Books | Arjun Subramaniam, author of Full Spectrum: India’s Wars, 1972-2020

Without Engaging in Hyper-Nationalism, it is Essential to Include Military History as Part of the Standard Historical Discourse in Schools and Colleges

Arjun SubramaniamWhat inspired you to write this book?

Among the several reasons that propelled me to write this book, there are four or five that are dear to me. First was a desire to give contemporary Indian military history its rightful place in the overall history narrative of independent India. The second was a conviction that India’s Wars: A Military History 1947-1971 had to be followed in a chronological sequel before the latter’s impact faded away. The third was to contribute to jointmanship and synergy among the three services and foster a greater understanding of India’s armed forces among different constituencies of Indian society. Lastly, to fulfil my childhood passion for military history and walk the path of military historians, such as, John Keegan.


As the book is based on India’s wars until now, how do you think India’s war strategies have evolved?

Strands of strategy run throughout my book and I am particularly satisfied with Chapter Two that I have named ‘Chameleon Wars’ as it echoes the various dilemmas faced by the Indian military leadership from the Eighties onwards as it suddenly grappled with multiple hues of conflict other than conventional conflict. War strategies emerge from political directives as it should be in democracies and India’s military strategies have primarily revolved around deterrence and protection of sovereignty and internal stability.

....

### Task set
1. Please output the interview from "Books | Arjun" up to and including "write this book?".
2. Answer these questions using the interview.
(a) What years does the earlier book India's Wars: A Military History cover?
(b) What name did the author give Chapter Two?
(c) Which military historian is mentioned by name?
The lines after the interview are separate material.

....

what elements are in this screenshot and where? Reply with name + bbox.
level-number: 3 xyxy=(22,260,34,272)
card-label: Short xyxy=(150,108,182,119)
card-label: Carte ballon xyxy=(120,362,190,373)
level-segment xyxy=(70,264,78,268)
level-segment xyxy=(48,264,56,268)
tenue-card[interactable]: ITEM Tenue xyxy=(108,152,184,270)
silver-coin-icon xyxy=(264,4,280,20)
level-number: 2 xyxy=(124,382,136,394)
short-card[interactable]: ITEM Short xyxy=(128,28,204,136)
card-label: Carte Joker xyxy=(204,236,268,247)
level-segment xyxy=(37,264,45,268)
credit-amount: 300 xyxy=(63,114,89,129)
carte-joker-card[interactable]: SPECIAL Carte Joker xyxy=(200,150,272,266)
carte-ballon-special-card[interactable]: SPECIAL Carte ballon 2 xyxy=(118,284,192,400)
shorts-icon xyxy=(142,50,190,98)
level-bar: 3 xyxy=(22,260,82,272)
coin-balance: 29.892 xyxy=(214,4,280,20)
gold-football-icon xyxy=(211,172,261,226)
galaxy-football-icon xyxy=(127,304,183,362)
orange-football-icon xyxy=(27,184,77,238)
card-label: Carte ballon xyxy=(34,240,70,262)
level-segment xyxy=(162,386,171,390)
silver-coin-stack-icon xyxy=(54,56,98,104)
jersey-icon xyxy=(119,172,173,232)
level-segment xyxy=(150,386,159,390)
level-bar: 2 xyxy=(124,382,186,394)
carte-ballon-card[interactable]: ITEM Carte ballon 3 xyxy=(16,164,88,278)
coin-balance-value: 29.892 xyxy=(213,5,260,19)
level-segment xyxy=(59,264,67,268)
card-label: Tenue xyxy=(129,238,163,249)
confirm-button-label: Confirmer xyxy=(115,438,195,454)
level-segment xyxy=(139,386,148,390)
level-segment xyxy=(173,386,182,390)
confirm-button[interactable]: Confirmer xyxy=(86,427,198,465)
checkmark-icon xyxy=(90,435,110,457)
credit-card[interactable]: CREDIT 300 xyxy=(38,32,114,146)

....

### Outputs for the tasks
1.
Books | Arjun Subramaniam, author of Full Spectrum: India’s Wars, 1972-2020

Without Engaging in Hyper-Nationalism, it is Essential to Include Military History as Part of the Standard Historical Discourse in Schools and Colleges

Arjun SubramaniamWhat inspired you to write this book?

2.
(a) 1947-1971
(b) 'Chameleon Wars'
(c) John Keegan